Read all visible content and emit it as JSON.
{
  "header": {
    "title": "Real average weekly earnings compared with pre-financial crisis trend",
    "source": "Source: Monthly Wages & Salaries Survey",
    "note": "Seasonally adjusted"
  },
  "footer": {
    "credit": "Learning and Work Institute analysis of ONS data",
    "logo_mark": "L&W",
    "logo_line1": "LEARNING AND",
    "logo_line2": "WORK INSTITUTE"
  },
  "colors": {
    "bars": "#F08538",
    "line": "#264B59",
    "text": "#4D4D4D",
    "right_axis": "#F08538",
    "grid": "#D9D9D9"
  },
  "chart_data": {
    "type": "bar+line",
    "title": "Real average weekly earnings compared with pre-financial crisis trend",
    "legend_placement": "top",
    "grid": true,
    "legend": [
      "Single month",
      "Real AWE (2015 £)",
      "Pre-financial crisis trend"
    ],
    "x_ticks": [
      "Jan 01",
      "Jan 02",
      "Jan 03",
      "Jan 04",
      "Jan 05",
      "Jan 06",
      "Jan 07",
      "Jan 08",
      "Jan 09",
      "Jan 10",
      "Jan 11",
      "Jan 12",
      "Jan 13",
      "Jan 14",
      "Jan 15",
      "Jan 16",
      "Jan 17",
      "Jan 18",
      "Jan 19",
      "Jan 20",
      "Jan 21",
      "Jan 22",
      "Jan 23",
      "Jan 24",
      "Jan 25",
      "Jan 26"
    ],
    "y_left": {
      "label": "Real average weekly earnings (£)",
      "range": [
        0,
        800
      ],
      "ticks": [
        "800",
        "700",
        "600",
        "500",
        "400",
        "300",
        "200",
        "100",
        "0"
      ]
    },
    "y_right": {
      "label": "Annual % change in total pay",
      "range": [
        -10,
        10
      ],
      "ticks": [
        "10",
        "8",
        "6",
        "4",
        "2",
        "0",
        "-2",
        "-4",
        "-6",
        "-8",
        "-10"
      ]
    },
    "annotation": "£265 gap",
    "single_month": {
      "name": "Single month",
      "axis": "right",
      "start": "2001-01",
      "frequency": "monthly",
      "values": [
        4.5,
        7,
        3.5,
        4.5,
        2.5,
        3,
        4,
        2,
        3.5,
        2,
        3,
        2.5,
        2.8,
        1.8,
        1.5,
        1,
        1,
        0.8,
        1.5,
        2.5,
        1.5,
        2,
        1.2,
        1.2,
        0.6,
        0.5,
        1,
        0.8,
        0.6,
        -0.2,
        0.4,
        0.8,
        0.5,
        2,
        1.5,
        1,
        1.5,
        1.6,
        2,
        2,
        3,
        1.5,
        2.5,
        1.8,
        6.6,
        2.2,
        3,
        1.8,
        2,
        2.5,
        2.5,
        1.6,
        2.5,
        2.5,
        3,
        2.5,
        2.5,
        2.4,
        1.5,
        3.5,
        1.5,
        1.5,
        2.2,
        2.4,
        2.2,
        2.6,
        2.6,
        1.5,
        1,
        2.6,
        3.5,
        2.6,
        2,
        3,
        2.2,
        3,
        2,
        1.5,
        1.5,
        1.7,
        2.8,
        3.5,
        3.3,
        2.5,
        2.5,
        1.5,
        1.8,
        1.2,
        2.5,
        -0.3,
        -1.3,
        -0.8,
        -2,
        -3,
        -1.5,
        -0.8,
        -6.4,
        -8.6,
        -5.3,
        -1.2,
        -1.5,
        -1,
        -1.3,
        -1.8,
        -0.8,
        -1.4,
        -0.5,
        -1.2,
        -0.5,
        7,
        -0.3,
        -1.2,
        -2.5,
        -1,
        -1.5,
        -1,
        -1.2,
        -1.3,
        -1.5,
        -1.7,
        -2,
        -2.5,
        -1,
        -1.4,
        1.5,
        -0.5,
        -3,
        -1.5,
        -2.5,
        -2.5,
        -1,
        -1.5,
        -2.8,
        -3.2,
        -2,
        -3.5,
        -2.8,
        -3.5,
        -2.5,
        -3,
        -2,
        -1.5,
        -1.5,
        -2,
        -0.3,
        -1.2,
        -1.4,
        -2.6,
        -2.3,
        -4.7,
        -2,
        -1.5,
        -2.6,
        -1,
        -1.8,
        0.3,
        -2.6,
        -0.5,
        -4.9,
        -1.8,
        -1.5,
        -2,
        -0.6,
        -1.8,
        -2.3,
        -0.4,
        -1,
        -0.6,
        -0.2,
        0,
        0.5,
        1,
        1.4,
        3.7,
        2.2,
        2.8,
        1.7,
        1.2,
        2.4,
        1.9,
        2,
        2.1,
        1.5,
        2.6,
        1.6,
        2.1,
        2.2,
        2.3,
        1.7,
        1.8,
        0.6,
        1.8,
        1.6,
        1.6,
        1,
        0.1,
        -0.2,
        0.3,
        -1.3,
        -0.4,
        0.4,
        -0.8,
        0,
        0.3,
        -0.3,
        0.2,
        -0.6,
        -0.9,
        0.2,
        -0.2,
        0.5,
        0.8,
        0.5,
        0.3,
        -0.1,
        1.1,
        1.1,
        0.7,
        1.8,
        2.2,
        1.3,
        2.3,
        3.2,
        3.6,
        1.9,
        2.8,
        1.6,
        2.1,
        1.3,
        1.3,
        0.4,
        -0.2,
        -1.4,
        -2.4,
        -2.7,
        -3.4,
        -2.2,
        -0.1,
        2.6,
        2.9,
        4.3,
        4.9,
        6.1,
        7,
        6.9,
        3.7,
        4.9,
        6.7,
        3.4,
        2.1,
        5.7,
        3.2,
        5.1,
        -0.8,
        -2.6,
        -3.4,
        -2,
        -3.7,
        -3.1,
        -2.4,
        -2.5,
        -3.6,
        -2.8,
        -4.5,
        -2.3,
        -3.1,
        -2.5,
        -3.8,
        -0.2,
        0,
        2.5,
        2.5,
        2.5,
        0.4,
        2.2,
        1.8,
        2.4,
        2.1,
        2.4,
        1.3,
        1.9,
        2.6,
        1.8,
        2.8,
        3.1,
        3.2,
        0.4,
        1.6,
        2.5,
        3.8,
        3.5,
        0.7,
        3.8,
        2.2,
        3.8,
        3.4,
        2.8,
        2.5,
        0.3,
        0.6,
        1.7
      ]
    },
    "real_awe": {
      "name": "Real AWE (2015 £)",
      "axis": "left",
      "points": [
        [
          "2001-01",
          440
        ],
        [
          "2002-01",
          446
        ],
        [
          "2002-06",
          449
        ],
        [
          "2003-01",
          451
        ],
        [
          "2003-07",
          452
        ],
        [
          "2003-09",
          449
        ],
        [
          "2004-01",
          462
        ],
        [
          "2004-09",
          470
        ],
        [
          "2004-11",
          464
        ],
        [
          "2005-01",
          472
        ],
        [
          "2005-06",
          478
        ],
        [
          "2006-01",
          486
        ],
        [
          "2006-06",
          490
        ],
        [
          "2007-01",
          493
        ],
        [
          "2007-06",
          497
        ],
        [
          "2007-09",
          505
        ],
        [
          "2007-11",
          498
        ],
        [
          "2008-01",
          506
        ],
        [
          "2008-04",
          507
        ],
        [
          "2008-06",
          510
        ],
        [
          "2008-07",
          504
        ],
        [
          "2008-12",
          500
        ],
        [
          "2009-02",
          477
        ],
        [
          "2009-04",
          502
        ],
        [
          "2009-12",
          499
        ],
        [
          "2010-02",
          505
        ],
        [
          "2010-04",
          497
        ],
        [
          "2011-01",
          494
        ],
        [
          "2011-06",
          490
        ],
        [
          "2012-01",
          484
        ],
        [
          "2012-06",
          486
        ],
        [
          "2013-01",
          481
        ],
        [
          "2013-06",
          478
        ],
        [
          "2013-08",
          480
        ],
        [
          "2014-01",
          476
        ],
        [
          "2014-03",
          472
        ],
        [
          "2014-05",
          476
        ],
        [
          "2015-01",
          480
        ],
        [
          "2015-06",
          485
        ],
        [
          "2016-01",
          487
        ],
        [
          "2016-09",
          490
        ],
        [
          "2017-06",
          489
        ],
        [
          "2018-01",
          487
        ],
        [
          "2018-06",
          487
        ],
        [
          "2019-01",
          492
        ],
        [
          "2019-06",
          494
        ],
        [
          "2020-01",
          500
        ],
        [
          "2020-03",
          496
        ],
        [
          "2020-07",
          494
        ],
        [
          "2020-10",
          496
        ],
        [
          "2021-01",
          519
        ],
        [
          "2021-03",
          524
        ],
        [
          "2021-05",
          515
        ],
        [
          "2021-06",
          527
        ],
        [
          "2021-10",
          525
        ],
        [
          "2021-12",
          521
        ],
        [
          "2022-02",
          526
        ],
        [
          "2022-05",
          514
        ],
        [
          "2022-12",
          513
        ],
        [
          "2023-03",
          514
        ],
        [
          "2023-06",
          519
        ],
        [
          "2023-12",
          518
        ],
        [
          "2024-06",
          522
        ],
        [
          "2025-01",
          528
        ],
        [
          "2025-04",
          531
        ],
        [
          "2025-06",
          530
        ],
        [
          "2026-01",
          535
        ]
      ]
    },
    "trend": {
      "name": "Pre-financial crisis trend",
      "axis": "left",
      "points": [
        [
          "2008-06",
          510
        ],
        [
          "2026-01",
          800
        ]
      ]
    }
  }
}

To be done
Identify each line holding the string "trend", and copy it out.

Solution to this problem
    "title": "Real average weekly earnings compared with pre-financial crisis trend",
    "title": "Real average weekly earnings compared with pre-financial crisis trend",
      "Pre-financial crisis trend"
    "trend": {
      "name": "Pre-financial crisis trend",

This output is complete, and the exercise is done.